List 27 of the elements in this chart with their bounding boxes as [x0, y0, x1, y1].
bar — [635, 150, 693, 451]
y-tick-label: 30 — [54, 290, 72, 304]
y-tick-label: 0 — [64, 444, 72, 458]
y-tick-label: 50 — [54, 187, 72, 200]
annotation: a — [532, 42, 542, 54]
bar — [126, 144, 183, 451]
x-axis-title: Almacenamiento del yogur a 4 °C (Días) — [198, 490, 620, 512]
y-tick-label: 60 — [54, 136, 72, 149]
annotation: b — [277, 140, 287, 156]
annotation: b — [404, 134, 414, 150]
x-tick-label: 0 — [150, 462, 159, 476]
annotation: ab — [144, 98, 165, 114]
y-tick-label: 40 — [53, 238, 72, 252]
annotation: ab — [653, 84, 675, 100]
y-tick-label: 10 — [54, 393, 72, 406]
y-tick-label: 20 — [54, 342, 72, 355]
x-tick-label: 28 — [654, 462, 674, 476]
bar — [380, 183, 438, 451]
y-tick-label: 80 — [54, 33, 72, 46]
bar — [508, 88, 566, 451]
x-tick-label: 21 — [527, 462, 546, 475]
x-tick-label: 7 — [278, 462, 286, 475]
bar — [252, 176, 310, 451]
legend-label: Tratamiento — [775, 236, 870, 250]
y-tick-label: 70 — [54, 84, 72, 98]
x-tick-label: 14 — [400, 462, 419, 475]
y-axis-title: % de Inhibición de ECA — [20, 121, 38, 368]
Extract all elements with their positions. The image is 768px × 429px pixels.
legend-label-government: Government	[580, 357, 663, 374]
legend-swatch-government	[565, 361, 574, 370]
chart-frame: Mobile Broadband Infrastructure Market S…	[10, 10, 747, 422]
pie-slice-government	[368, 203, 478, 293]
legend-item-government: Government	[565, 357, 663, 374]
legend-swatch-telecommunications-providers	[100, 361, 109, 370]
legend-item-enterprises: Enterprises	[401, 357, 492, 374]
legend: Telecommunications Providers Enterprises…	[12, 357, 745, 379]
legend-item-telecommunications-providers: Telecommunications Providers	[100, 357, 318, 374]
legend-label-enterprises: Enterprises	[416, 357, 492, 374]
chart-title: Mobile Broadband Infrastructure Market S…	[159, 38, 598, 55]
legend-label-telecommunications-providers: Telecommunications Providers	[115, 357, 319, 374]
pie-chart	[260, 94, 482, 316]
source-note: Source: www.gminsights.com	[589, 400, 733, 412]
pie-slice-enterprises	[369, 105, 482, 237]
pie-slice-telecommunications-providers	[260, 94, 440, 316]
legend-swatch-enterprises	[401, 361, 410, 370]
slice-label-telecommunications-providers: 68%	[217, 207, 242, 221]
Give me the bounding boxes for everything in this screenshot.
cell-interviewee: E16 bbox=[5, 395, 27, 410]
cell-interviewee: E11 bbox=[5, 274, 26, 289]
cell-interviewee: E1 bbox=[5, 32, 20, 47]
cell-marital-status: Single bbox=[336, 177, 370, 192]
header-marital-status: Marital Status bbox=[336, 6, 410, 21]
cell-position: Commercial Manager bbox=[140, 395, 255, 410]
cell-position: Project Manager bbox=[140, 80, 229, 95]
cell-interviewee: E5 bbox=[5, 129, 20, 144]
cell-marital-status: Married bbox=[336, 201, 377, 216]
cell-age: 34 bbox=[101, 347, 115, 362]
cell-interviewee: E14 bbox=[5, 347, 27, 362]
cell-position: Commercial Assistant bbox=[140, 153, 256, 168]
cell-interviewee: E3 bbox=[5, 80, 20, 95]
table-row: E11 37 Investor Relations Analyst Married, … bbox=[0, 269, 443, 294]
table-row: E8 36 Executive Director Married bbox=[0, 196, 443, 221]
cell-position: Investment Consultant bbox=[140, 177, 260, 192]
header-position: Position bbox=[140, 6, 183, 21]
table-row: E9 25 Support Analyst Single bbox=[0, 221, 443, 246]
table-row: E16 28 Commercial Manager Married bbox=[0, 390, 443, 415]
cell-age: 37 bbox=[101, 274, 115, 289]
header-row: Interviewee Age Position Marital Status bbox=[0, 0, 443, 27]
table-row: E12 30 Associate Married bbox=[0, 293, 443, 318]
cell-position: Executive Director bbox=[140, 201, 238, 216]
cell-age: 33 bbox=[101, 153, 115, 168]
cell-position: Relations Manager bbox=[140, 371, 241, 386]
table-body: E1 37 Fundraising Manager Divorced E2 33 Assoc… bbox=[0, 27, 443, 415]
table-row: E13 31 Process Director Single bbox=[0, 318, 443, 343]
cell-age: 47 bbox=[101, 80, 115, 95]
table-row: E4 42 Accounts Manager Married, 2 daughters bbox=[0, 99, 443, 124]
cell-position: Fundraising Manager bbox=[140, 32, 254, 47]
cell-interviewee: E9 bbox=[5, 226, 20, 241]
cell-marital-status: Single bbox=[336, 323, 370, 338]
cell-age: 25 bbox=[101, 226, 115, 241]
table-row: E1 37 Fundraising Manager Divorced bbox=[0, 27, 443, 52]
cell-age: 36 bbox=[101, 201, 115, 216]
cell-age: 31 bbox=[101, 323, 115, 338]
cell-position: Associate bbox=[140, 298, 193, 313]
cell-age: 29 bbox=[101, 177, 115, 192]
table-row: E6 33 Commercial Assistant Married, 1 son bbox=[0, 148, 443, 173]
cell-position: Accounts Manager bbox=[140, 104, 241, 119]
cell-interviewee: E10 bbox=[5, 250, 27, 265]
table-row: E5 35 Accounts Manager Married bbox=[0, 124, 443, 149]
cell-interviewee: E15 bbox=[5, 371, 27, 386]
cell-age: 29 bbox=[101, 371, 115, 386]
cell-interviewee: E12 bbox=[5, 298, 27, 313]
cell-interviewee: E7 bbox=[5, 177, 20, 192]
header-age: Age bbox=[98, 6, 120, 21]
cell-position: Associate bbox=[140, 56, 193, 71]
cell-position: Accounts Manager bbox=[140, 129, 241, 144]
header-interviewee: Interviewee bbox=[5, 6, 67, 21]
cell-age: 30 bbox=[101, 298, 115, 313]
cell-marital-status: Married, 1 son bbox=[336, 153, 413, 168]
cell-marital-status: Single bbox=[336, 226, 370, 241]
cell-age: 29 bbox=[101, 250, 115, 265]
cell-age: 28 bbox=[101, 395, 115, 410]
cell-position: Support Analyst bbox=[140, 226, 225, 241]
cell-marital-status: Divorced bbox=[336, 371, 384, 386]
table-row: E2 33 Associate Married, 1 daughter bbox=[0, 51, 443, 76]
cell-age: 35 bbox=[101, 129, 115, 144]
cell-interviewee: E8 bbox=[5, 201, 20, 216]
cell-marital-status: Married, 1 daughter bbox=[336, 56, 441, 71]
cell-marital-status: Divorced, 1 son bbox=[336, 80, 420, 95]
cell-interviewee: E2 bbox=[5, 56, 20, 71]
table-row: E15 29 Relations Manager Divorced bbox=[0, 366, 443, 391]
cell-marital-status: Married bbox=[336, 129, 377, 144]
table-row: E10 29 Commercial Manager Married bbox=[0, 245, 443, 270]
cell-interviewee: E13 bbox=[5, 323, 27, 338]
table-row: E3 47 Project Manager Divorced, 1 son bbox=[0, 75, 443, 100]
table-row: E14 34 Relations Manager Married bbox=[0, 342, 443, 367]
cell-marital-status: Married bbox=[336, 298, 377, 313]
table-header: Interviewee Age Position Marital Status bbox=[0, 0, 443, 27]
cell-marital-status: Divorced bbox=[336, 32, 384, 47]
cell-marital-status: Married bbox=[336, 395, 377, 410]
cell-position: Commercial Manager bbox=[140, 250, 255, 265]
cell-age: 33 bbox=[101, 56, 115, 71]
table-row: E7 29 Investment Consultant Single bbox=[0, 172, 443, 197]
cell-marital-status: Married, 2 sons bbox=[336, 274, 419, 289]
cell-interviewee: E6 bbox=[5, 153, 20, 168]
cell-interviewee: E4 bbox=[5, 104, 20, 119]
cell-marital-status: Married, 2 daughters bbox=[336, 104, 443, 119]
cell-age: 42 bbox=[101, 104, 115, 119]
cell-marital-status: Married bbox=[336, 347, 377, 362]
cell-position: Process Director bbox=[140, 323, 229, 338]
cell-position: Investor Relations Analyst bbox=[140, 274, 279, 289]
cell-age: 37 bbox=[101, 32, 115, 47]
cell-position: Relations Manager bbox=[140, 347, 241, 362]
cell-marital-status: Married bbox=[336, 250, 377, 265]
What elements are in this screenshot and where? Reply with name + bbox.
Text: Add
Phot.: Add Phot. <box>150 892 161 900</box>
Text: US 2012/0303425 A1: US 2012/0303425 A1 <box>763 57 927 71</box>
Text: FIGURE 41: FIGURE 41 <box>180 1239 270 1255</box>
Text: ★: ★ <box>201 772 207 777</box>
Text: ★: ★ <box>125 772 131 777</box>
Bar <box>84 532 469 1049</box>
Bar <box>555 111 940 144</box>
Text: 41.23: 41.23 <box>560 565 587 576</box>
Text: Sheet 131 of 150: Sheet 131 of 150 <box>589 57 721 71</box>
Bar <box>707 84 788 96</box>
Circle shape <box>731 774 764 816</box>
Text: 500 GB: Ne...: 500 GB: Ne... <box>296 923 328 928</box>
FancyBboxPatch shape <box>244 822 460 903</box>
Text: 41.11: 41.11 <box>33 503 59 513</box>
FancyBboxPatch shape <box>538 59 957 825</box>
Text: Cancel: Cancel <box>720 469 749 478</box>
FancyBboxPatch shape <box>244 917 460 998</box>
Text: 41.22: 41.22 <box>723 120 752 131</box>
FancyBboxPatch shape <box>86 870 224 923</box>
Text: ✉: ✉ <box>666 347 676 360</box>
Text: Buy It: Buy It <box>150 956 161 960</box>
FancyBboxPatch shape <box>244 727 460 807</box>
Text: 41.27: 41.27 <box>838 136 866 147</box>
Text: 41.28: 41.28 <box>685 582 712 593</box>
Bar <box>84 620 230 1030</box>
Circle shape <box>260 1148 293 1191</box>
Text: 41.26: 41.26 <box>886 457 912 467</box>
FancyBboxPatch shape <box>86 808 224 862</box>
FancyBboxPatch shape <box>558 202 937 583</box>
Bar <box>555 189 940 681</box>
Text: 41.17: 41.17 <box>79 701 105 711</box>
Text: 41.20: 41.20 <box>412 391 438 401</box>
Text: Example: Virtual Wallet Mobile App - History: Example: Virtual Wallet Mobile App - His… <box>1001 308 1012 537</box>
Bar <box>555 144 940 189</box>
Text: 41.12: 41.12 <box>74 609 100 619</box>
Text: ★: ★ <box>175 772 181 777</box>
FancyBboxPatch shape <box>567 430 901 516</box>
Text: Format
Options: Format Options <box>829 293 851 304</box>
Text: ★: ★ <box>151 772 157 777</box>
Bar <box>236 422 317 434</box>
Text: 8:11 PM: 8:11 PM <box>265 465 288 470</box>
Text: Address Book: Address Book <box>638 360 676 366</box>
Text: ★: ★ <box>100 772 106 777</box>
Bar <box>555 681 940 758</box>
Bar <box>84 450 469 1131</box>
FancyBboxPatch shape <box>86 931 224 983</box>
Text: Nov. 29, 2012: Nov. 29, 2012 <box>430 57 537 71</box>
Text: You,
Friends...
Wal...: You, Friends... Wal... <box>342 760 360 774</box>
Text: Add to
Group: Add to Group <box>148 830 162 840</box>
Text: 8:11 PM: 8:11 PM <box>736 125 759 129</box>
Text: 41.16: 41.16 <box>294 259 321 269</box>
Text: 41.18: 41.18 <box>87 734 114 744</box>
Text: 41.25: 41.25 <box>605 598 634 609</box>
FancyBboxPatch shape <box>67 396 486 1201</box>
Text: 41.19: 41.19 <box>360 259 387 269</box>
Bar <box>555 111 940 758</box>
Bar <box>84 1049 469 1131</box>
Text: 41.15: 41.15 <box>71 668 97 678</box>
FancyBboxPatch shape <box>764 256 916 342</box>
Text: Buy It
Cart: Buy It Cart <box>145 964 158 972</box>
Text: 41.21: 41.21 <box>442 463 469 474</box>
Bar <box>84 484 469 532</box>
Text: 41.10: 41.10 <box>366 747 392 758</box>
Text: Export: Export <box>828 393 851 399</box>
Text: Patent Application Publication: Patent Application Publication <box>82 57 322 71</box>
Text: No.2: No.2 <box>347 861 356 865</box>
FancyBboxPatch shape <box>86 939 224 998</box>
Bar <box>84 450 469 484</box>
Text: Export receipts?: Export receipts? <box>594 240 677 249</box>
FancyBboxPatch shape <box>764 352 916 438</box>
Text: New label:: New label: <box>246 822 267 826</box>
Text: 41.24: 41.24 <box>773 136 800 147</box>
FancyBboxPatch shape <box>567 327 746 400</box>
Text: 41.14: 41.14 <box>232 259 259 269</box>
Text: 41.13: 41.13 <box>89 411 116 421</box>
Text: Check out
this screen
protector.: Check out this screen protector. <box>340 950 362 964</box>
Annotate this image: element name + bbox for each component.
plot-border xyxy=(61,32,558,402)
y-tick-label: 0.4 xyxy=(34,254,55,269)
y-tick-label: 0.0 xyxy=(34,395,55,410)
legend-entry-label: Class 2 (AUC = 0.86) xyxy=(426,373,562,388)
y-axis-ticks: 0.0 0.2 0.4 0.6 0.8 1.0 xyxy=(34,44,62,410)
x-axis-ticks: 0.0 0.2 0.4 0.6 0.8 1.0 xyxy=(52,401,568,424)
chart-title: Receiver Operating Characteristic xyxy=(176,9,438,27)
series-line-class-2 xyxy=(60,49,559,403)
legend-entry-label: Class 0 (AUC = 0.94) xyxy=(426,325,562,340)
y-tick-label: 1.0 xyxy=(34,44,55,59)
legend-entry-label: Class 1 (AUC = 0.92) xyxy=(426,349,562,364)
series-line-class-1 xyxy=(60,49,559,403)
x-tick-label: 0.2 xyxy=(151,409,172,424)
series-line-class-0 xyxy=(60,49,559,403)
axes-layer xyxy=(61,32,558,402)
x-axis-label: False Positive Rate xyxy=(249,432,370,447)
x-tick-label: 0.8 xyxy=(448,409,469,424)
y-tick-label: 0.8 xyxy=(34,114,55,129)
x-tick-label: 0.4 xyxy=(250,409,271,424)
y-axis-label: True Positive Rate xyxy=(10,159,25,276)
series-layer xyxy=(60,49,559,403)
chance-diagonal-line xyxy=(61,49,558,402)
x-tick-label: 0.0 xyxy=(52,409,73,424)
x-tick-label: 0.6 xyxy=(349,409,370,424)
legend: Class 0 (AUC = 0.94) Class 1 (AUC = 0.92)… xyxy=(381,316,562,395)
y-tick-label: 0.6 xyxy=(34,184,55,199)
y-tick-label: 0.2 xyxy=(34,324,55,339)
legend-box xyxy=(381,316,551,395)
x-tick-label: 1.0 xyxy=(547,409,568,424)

--------------------

**The task**:
Set down the records above word for word, starting from their first line and ending with the line that contains "x-tick-label: 21 — [527, 462, 546, 475]", including both of those lines.

**Final result**:
List 27 of the elements in this chart with their bounding boxes as [x0, y0, x1, y1].
bar — [635, 150, 693, 451]
y-tick-label: 30 — [54, 290, 72, 304]
y-tick-label: 0 — [64, 444, 72, 458]
y-tick-label: 50 — [54, 187, 72, 200]
annotation: a — [532, 42, 542, 54]
bar — [126, 144, 183, 451]
x-axis-title: Almacenamiento del yogur a 4 °C (Días) — [198, 490, 620, 512]
y-tick-label: 60 — [54, 136, 72, 149]
annotation: b — [277, 140, 287, 156]
annotation: b — [404, 134, 414, 150]
x-tick-label: 0 — [150, 462, 159, 476]
annotation: ab — [144, 98, 165, 114]
y-tick-label: 40 — [53, 238, 72, 252]
annotation: ab — [653, 84, 675, 100]
y-tick-label: 10 — [54, 393, 72, 406]
y-tick-label: 20 — [54, 342, 72, 355]
x-tick-label: 28 — [654, 462, 674, 476]
bar — [380, 183, 438, 451]
y-tick-label: 80 — [54, 33, 72, 46]
bar — [508, 88, 566, 451]
x-tick-label: 21 — [527, 462, 546, 475]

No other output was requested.